§ **Records**
──────────────────────────────

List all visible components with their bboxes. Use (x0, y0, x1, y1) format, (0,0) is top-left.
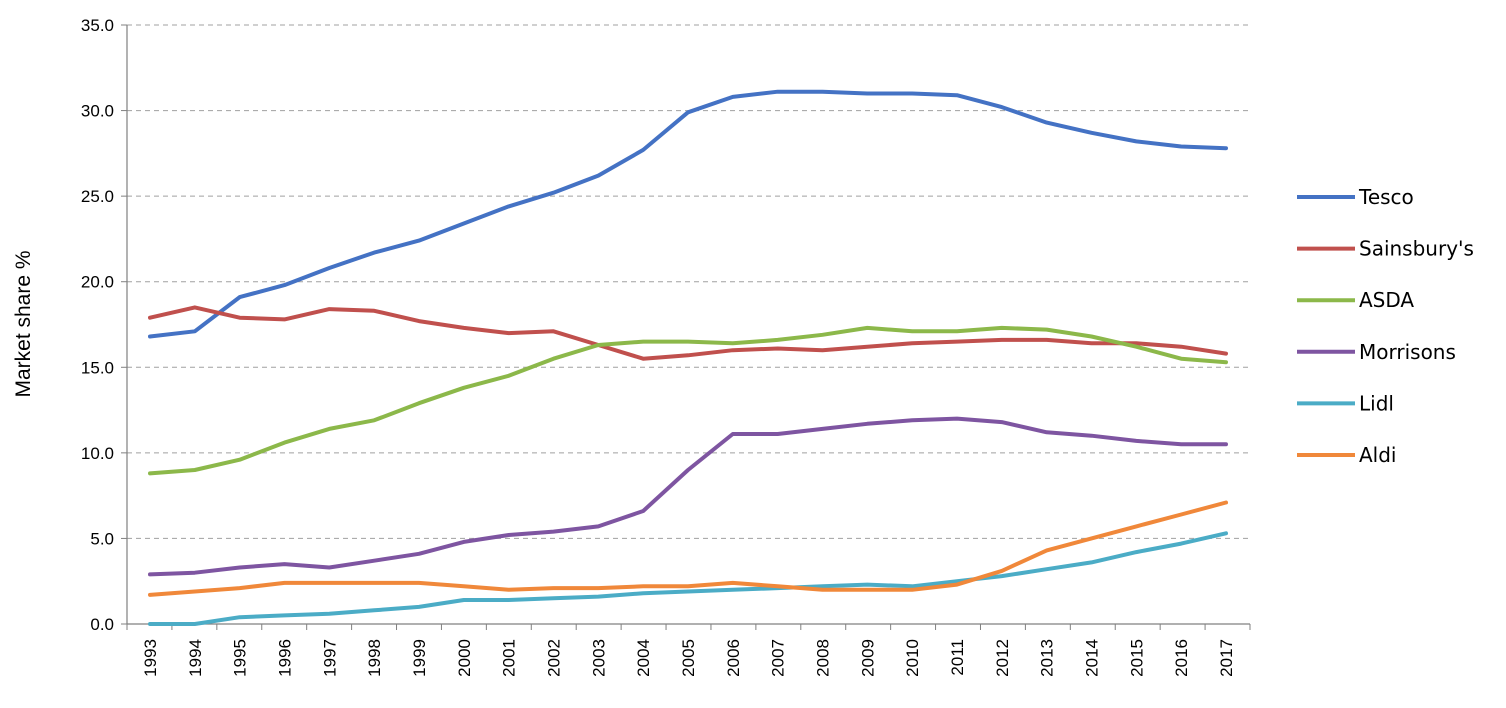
x-tick-label: 2011 (948, 639, 967, 676)
y-axis-title: Market share % (12, 250, 35, 397)
x-tick-label: 2006 (724, 639, 743, 677)
series-line-asda (148, 325, 1228, 476)
series-line-tesco (148, 89, 1228, 339)
x-tick-label: 1999 (410, 639, 429, 677)
series-line-sainsbury-s (148, 305, 1228, 361)
x-tick-label: 2017 (1217, 639, 1236, 677)
legend-label-lidl: Lidl (1359, 391, 1394, 415)
x-tick-label: 1998 (365, 639, 384, 677)
x-tick-label: 2015 (1127, 639, 1146, 677)
x-tick-labels: 1993 1994 1995 1996 1997 1998 1999 2000 2001 2002… (141, 639, 1236, 677)
y-tick-label: 15.0 (81, 358, 114, 377)
legend-label-sainsbury-s: Sainsbury's (1359, 237, 1474, 261)
x-tick-label: 2007 (769, 639, 788, 677)
y-tick-label: 0.0 (90, 615, 114, 634)
x-tick-label: 1995 (231, 639, 250, 677)
x-tick-label: 2009 (858, 639, 877, 677)
x-tick-label: 2016 (1172, 639, 1191, 677)
legend-label-tesco: Tesco (1358, 185, 1414, 209)
x-tick-label: 2013 (1038, 639, 1057, 677)
y-tick-label: 10.0 (81, 444, 114, 463)
legend-label-aldi: Aldi (1359, 443, 1397, 467)
series-lines (148, 89, 1228, 626)
x-tick-label: 2012 (993, 639, 1012, 677)
x-tick-label: 2010 (903, 639, 922, 677)
x-tick-label: 2003 (589, 639, 608, 677)
x-tick-label: 2001 (500, 639, 519, 677)
y-tick-labels: 0.0 5.0 10.0 15.0 20.0 25.0 30.0 35.0 (81, 16, 114, 634)
series-line-lidl (148, 531, 1228, 626)
y-tick-label: 20.0 (81, 273, 114, 292)
y-tick-label: 5.0 (90, 529, 114, 548)
x-tick-label: 2014 (1083, 639, 1102, 677)
series-line-aldi (148, 500, 1228, 597)
y-tick-label: 35.0 (81, 16, 114, 35)
x-tick-label: 2005 (679, 639, 698, 677)
x-tick-label: 2004 (634, 639, 653, 677)
series-line-morrisons (148, 416, 1228, 577)
legend: Tesco Sainsbury's ASDA Morrisons Lidl Aldi (1297, 185, 1474, 467)
x-tick-label: 2008 (814, 639, 833, 677)
x-tick-label: 2002 (545, 639, 564, 677)
x-tick-label: 1997 (320, 639, 339, 677)
x-tick-label: 1994 (186, 639, 205, 677)
x-tick-label: 1996 (276, 639, 295, 677)
y-tick-label: 25.0 (81, 187, 114, 206)
legend-label-morrisons: Morrisons (1359, 340, 1456, 364)
axes (121, 24, 1251, 630)
legend-label-asda: ASDA (1359, 288, 1414, 312)
x-tick-label: 2000 (455, 639, 474, 677)
x-tick-label: 1993 (141, 639, 160, 677)
y-tick-label: 30.0 (81, 102, 114, 121)
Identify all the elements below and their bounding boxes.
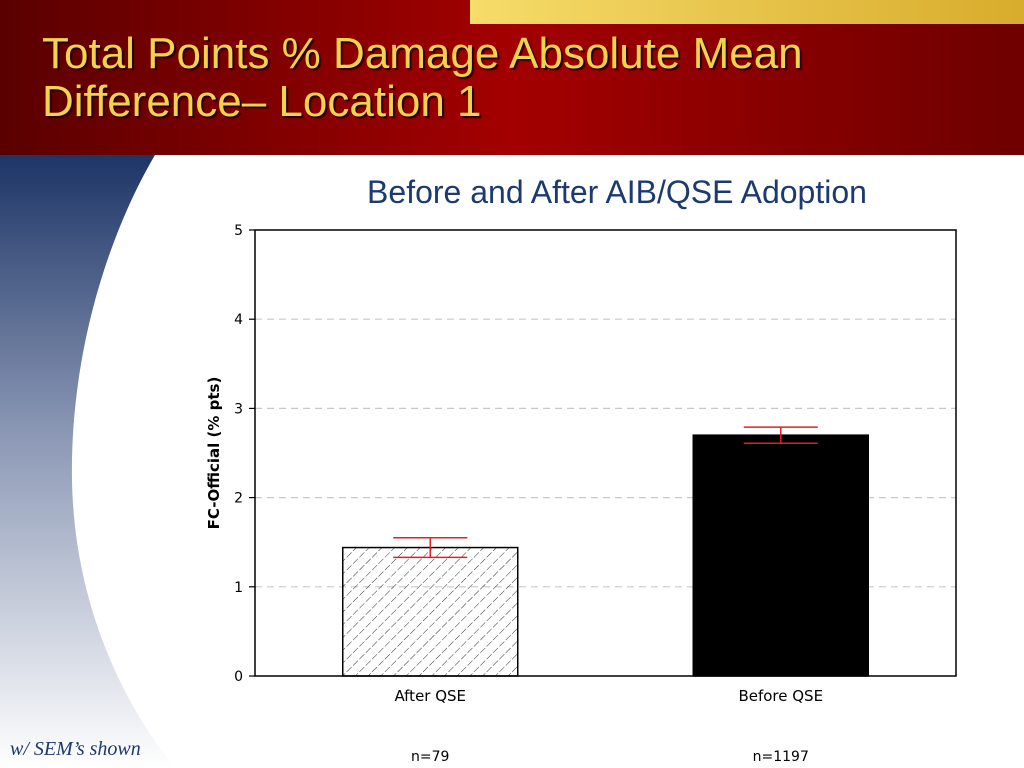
header-accent-strip (470, 0, 1024, 24)
gridlines (255, 318, 956, 588)
header-band (0, 0, 1024, 155)
sample-size-labels: n=79 n=1197 (411, 749, 809, 765)
slide-title: Total Points % Damage Absolute Mean Diff… (42, 30, 982, 126)
slide-title-line-1: Total Points % Damage Absolute Mean (42, 29, 803, 78)
y-tick-label: 2 (234, 491, 243, 507)
side-swoosh (0, 155, 175, 768)
x-axis-labels: After QSE Before QSE (394, 687, 823, 705)
y-tick-label: 0 (234, 669, 243, 685)
x-tick-label: After QSE (394, 687, 466, 705)
y-tick-label: 1 (234, 580, 243, 596)
y-axis-ticks: 0 1 2 3 4 5 (234, 223, 255, 685)
sem-footnote: w/ SEM’s shown (10, 738, 141, 760)
chart-title: Before and After AIB/QSE Adoption (367, 174, 867, 210)
sample-size-label: n=1197 (753, 749, 809, 765)
error-bars (393, 426, 818, 559)
y-tick-label: 3 (234, 401, 243, 417)
plot-frame (254, 229, 957, 677)
slide-title-line-2: Difference– Location 1 (42, 77, 482, 126)
bars (342, 434, 869, 677)
sample-size-label: n=79 (411, 749, 449, 765)
x-tick-label: Before QSE (738, 687, 823, 705)
y-axis-label: FC-Official (% pts) (205, 377, 223, 530)
bar-before-qse (692, 434, 869, 677)
y-tick-label: 4 (234, 312, 243, 328)
y-tick-label: 5 (234, 223, 243, 239)
bar-after-qse (342, 546, 519, 677)
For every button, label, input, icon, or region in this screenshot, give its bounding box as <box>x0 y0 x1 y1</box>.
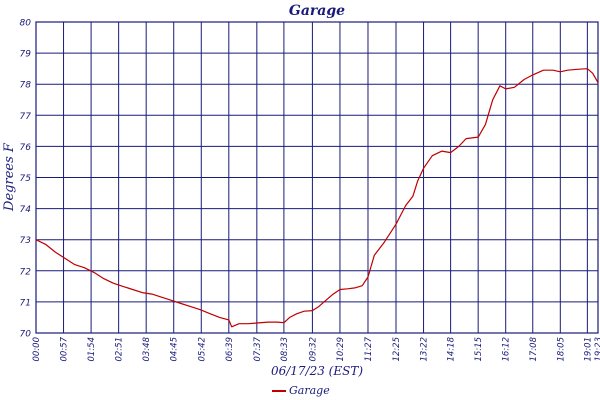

──────────────────────────────

§ **EXERCISE BRIEF**
Render every line of the data above as a numbered list, skipping blank lines and omitting the picture lines.

§ **RESPONSE TO THIS TASK**
1. List all visible components with their bboxes. Use (x0, y0, x1, y1) format, (0,0) is top-left.
2. x-tick-label: 2011 (948, 639, 967, 676)
3. y-axis-title: Market share % (12, 250, 35, 397)
4. x-tick-label: 2006 (724, 639, 743, 677)
5. series-line-asda (148, 325, 1228, 476)
6. series-line-tesco (148, 89, 1228, 339)
7. x-tick-label: 1999 (410, 639, 429, 677)
8. series-line-sainsbury-s (148, 305, 1228, 361)
9. x-tick-label: 2017 (1217, 639, 1236, 677)
10. legend-label-lidl: Lidl (1359, 391, 1394, 415)
11. x-tick-label: 1998 (365, 639, 384, 677)
12. x-tick-label: 2015 (1127, 639, 1146, 677)
13. x-tick-labels: 1993 1994 1995 1996 1997 1998 1999 2000 2001 2002… (141, 639, 1236, 677)
14. y-tick-label: 15.0 (81, 358, 114, 377)
15. legend-label-sainsbury-s: Sainsbury's (1359, 237, 1474, 261)
16. x-tick-label: 2007 (769, 639, 788, 677)
17. y-tick-label: 0.0 (90, 615, 114, 634)
18. x-tick-label: 1995 (231, 639, 250, 677)
19. x-tick-label: 2009 (858, 639, 877, 677)
20. x-tick-label: 2016 (1172, 639, 1191, 677)
21. legend-label-tesco: Tesco (1358, 185, 1414, 209)
22. x-tick-label: 2013 (1038, 639, 1057, 677)
23. y-tick-label: 10.0 (81, 444, 114, 463)
24. legend-label-aldi: Aldi (1359, 443, 1397, 467)
25. series-lines (148, 89, 1228, 626)
26. x-tick-label: 2012 (993, 639, 1012, 677)
27. x-tick-label: 2010 (903, 639, 922, 677)
28. x-tick-label: 2003 (589, 639, 608, 677)
29. x-tick-label: 2001 (500, 639, 519, 677)
30. y-tick-labels: 0.0 5.0 10.0 15.0 20.0 25.0 30.0 35.0 (81, 16, 114, 634)
31. series-line-lidl (148, 531, 1228, 626)
32. y-tick-label: 20.0 (81, 273, 114, 292)
33. y-tick-label: 5.0 (90, 529, 114, 548)
34. x-tick-label: 2014 (1083, 639, 1102, 677)
35. series-line-aldi (148, 500, 1228, 597)
36. y-tick-label: 35.0 (81, 16, 114, 35)
37. x-tick-label: 2005 (679, 639, 698, 677)
38. x-tick-label: 2004 (634, 639, 653, 677)
39. series-line-morrisons (148, 416, 1228, 577)
40. legend: Tesco Sainsbury's ASDA Morrisons Lidl Aldi (1297, 185, 1474, 467)
41. x-tick-label: 2008 (814, 639, 833, 677)
42. x-tick-label: 2002 (545, 639, 564, 677)
43. x-tick-label: 1997 (320, 639, 339, 677)
44. x-tick-label: 1994 (186, 639, 205, 677)
45. x-tick-label: 1996 (276, 639, 295, 677)
46. y-tick-label: 25.0 (81, 187, 114, 206)
47. legend-label-morrisons: Morrisons (1359, 340, 1456, 364)
48. axes (121, 24, 1251, 630)
49. legend-label-asda: ASDA (1359, 288, 1414, 312)
50. x-tick-label: 2000 (455, 639, 474, 677)
51. x-tick-label: 1993 (141, 639, 160, 677)
52. y-tick-label: 30.0 (81, 102, 114, 121)
53. Identify all the elements below and their bounding boxes.
54. header-accent-strip (470, 0, 1024, 24)
55. gridlines (255, 318, 956, 588)
56. header-band (0, 0, 1024, 155)
57. sample-size-labels: n=79 n=1197 (411, 749, 809, 765)
58. slide-title: Total Points % Damage Absolute Mean Diff… (42, 30, 982, 126)
59. slide-title-line-1: Total Points % Damage Absolute Mean (42, 29, 803, 78)
60. y-tick-label: 2 (234, 491, 243, 507)
61. side-swoosh (0, 155, 175, 768)
62. x-axis-labels: After QSE Before QSE (394, 687, 823, 705)
63. y-tick-label: 0 (234, 669, 243, 685)
64. x-tick-label: After QSE (394, 687, 466, 705)
65. y-tick-label: 1 (234, 580, 243, 596)
66. y-axis-ticks: 0 1 2 3 4 5 (234, 223, 255, 685)
67. sem-footnote: w/ SEM’s shown (10, 738, 141, 760)
68. chart-title: Before and After AIB/QSE Adoption (367, 174, 867, 210)
69. sample-size-label: n=1197 (753, 749, 809, 765)
70. error-bars (393, 426, 818, 559)
71. y-tick-label: 3 (234, 401, 243, 417)
72. plot-frame (254, 229, 957, 677)
73. slide-title-line-2: Difference– Location 1 (42, 77, 482, 126)
74. bars (342, 434, 869, 677)
75. sample-size-label: n=79 (411, 749, 449, 765)
76. x-tick-label: Before QSE (738, 687, 823, 705)
77. y-axis-label: FC-Official (% pts) (205, 377, 223, 530)
78. bar-before-qse (692, 434, 869, 677)
79. y-tick-label: 4 (234, 312, 243, 328)
80. y-tick-label: 5 (234, 223, 243, 239)
81. bar-after-qse (342, 546, 519, 677)
82. For every button, label, input, icon, or region in this screenshot, give its bounding box as <box>x0 y0 x1 y1</box>.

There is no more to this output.